GOAL
The records that follow must be repeated verbatim, every one of them.

A block of data:

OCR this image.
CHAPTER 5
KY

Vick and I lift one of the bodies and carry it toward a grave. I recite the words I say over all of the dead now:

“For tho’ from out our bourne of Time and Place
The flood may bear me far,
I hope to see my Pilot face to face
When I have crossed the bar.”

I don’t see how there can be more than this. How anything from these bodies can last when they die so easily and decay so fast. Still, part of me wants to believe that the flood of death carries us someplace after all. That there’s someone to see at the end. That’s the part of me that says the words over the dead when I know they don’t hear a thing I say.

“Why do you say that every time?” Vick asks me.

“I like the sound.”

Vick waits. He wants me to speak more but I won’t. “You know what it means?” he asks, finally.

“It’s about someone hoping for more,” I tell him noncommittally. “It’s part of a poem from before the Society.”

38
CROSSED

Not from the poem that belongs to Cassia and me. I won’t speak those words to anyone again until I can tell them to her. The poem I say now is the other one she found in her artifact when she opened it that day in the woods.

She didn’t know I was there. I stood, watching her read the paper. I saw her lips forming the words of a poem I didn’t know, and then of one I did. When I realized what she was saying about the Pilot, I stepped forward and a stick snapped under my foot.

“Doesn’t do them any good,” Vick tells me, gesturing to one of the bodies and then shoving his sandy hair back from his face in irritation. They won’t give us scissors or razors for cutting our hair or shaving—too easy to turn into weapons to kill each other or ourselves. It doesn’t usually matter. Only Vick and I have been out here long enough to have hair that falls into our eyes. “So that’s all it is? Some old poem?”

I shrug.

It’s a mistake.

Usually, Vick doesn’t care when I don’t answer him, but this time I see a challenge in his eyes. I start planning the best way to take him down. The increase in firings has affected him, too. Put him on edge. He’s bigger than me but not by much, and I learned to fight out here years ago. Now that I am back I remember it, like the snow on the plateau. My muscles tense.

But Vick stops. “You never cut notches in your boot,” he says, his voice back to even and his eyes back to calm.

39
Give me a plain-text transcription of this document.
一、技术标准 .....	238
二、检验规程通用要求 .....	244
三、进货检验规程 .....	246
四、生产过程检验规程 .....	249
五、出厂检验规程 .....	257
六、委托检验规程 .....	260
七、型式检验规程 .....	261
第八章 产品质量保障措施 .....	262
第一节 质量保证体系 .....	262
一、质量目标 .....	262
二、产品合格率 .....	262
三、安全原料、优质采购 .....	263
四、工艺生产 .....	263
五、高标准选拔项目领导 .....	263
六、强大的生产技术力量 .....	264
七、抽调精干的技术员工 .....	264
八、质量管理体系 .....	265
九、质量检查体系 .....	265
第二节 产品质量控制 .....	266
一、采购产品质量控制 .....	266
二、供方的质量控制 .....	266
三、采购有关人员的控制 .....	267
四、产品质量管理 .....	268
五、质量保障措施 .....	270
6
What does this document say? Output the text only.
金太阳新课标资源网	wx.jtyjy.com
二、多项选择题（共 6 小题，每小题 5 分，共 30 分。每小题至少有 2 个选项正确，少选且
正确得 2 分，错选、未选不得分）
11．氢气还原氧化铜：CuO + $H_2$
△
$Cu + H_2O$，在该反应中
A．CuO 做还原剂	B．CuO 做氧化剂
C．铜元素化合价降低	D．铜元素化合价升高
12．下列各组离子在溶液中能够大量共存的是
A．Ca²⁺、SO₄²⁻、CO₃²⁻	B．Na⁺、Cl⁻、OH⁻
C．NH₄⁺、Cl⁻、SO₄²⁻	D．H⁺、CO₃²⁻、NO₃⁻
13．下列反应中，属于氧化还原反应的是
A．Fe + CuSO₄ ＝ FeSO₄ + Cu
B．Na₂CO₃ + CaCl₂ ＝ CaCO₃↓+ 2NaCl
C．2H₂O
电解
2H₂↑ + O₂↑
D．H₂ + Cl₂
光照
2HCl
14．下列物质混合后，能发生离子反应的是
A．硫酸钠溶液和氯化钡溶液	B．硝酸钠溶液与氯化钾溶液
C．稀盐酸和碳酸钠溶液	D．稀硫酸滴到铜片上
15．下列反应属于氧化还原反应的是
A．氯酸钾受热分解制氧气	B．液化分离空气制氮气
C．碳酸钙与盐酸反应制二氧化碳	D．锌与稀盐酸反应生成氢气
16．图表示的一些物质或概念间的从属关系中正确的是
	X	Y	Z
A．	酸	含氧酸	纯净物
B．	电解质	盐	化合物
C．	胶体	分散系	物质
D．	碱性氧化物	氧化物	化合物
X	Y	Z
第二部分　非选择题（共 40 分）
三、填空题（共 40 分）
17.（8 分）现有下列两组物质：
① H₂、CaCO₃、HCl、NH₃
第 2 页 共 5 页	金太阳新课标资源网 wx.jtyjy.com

SOLUTION TO THIS PROBLEM
OCR this image.
CHAPTER 5
KY

Vick and I lift one of the bodies and carry it toward a grave. I recite the words I say over all of the dead now:

“For tho’ from out our bourne of Time and Place
The flood may bear me far,
I hope to see my Pilot face to face
When I have crossed the bar.”

I don’t see how there can be more than this. How anything from these bodies can last when they die so easily and decay so fast. Still, part of me wants to believe that the flood of death carries us someplace after all. That there’s someone to see at the end. That’s the part of me that says the words over the dead when I know they don’t hear a thing I say.

“Why do you say that every time?” Vick asks me.

“I like the sound.”

Vick waits. He wants me to speak more but I won’t. “You know what it means?” he asks, finally.

“It’s about someone hoping for more,” I tell him noncommittally. “It’s part of a poem from before the Society.”

38
CROSSED

Not from the poem that belongs to Cassia and me. I won’t speak those words to anyone again until I can tell them to her. The poem I say now is the other one she found in her artifact when she opened it that day in the woods.

She didn’t know I was there. I stood, watching her read the paper. I saw her lips forming the words of a poem I didn’t know, and then of one I did. When I realized what she was saying about the Pilot, I stepped forward and a stick snapped under my foot.

“Doesn’t do them any good,” Vick tells me, gesturing to one of the bodies and then shoving his sandy hair back from his face in irritation. They won’t give us scissors or razors for cutting our hair or shaving—too easy to turn into weapons to kill each other or ourselves. It doesn’t usually matter. Only Vick and I have been out here long enough to have hair that falls into our eyes. “So that’s all it is? Some old poem?”

I shrug.

It’s a mistake.

Usually, Vick doesn’t care when I don’t answer him, but this time I see a challenge in his eyes. I start planning the best way to take him down. The increase in firings has affected him, too. Put him on edge. He’s bigger than me but not by much, and I learned to fight out here years ago. Now that I am back I remember it, like the snow on the plateau. My muscles tense.

But Vick stops. “You never cut notches in your boot,” he says, his voice back to even and his eyes back to calm.

39
Give me a plain-text transcription of this document.
一、技术标准 .....	238
二、检验规程通用要求 .....	244
三、进货检验规程 .....	246
四、生产过程检验规程 .....	249
五、出厂检验规程 .....	257
六、委托检验规程 .....	260
七、型式检验规程 .....	261
第八章 产品质量保障措施 .....	262
第一节 质量保证体系 .....	262
一、质量目标 .....	262
二、产品合格率 .....	262
三、安全原料、优质采购 .....	263
四、工艺生产 .....	263
五、高标准选拔项目领导 .....	263
六、强大的生产技术力量 .....	264
七、抽调精干的技术员工 .....	264
八、质量管理体系 .....	265
九、质量检查体系 .....	265
第二节 产品质量控制 .....	266
一、采购产品质量控制 .....	266
二、供方的质量控制 .....	266
三、采购有关人员的控制 .....	267
四、产品质量管理 .....	268
五、质量保障措施 .....	270
6
What does this document say? Output the text only.
金太阳新课标资源网	wx.jtyjy.com
二、多项选择题（共 6 小题，每小题 5 分，共 30 分。每小题至少有 2 个选项正确，少选且
正确得 2 分，错选、未选不得分）
11．氢气还原氧化铜：CuO + $H_2$
△
$Cu + H_2O$，在该反应中
A．CuO 做还原剂	B．CuO 做氧化剂
C．铜元素化合价降低	D．铜元素化合价升高
12．下列各组离子在溶液中能够大量共存的是
A．Ca²⁺、SO₄²⁻、CO₃²⁻	B．Na⁺、Cl⁻、OH⁻
C．NH₄⁺、Cl⁻、SO₄²⁻	D．H⁺、CO₃²⁻、NO₃⁻
13．下列反应中，属于氧化还原反应的是
A．Fe + CuSO₄ ＝ FeSO₄ + Cu
B．Na₂CO₃ + CaCl₂ ＝ CaCO₃↓+ 2NaCl
C．2H₂O
电解
2H₂↑ + O₂↑
D．H₂ + Cl₂
光照
2HCl
14．下列物质混合后，能发生离子反应的是
A．硫酸钠溶液和氯化钡溶液	B．硝酸钠溶液与氯化钾溶液
C．稀盐酸和碳酸钠溶液	D．稀硫酸滴到铜片上
15．下列反应属于氧化还原反应的是
A．氯酸钾受热分解制氧气	B．液化分离空气制氮气
C．碳酸钙与盐酸反应制二氧化碳	D．锌与稀盐酸反应生成氢气
16．图表示的一些物质或概念间的从属关系中正确的是
	X	Y	Z
A．	酸	含氧酸	纯净物
B．	电解质	盐	化合物
C．	胶体	分散系	物质
D．	碱性氧化物	氧化物	化合物
X	Y	Z
第二部分　非选择题（共 40 分）
三、填空题（共 40 分）
17.（8 分）现有下列两组物质：
① H₂、CaCO₃、HCl、NH₃
第 2 页 共 5 页	金太阳新课标资源网 wx.jtyjy.com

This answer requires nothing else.